* Items from a dataset
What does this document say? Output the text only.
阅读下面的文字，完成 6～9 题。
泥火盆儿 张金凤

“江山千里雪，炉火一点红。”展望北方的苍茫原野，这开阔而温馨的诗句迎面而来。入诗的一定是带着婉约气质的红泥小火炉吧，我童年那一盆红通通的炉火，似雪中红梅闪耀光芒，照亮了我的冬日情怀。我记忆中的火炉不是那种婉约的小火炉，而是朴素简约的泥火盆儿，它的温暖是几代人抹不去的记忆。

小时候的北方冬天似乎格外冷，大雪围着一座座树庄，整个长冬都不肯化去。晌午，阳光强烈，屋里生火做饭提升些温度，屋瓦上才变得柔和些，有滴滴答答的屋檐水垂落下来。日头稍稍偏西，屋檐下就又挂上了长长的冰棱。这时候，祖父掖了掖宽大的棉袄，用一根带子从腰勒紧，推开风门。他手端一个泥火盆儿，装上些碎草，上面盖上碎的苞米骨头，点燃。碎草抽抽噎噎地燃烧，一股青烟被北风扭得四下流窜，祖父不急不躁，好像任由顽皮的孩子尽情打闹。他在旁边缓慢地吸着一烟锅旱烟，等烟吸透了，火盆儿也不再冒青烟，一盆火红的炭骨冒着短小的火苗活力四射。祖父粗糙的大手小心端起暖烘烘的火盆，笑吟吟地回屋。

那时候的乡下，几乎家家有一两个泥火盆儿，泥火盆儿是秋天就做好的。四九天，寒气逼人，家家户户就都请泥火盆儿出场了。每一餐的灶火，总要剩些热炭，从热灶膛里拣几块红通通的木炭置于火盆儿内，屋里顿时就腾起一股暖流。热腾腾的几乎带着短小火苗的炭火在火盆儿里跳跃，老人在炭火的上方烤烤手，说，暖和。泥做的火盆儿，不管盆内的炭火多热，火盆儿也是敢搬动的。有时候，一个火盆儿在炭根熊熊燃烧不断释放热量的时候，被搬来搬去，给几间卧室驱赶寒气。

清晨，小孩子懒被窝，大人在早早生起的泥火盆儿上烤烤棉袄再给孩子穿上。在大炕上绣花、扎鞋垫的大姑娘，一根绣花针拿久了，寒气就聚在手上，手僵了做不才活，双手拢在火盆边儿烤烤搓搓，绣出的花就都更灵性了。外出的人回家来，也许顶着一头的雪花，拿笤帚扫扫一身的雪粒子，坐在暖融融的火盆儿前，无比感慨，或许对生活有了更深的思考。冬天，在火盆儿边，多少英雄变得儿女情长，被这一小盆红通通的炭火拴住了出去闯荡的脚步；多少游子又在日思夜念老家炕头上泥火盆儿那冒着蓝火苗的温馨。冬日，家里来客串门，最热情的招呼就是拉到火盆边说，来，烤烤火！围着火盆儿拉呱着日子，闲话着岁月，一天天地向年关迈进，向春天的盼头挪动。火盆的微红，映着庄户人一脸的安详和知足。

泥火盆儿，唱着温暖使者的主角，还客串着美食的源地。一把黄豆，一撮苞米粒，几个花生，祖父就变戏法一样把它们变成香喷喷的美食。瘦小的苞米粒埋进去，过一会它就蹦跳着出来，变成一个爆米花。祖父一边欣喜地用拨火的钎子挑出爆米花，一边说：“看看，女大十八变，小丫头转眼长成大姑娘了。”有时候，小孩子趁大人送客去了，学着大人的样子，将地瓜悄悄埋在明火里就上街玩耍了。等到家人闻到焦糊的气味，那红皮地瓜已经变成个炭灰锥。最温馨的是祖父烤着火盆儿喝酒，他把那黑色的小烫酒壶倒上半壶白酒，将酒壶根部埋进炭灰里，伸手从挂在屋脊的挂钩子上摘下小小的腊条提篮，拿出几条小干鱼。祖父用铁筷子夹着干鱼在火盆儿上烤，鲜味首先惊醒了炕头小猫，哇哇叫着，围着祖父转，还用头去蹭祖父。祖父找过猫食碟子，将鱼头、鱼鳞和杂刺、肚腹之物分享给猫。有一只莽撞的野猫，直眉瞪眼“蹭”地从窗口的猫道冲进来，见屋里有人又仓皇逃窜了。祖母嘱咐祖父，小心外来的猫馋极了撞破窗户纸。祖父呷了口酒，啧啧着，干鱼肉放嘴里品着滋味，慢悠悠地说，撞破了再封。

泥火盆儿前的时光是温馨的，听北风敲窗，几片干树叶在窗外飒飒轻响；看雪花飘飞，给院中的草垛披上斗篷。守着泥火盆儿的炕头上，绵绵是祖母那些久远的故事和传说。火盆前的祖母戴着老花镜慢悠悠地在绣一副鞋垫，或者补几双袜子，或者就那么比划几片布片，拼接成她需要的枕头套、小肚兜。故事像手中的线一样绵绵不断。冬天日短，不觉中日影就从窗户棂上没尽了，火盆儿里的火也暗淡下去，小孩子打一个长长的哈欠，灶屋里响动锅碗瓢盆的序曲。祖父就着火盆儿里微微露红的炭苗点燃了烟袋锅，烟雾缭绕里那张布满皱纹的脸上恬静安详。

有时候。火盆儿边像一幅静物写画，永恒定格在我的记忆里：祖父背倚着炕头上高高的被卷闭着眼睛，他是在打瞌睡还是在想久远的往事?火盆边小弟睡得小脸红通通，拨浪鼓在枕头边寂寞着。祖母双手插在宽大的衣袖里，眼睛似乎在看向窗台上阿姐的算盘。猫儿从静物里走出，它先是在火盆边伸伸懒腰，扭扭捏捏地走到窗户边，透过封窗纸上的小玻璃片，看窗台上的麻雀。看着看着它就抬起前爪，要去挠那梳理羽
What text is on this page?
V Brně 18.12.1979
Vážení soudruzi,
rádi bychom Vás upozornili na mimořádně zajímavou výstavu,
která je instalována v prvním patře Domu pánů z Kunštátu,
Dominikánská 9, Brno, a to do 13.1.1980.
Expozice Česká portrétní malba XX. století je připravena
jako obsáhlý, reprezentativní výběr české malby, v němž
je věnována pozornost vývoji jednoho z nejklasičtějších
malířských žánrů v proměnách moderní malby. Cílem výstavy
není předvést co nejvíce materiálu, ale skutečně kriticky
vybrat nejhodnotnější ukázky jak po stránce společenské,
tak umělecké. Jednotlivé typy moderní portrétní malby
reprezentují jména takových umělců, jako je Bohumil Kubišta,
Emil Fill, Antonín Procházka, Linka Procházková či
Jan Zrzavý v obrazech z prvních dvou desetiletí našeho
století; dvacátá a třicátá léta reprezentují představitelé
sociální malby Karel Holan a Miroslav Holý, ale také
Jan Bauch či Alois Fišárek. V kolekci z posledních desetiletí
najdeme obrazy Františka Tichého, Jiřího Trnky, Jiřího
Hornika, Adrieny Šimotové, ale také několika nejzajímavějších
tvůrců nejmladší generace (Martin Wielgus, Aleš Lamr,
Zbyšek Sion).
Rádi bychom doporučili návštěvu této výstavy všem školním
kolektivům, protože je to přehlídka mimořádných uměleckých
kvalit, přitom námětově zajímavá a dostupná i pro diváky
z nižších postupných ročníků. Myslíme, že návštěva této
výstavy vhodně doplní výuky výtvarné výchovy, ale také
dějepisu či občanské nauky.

* What you will do
Above are the records. Identify each line that contains the word "století".

* Solution to this problem
Expozice Česká portrétní malba XX. století je připravena
století; dvacátá a třicátá léta reprezentují představitelé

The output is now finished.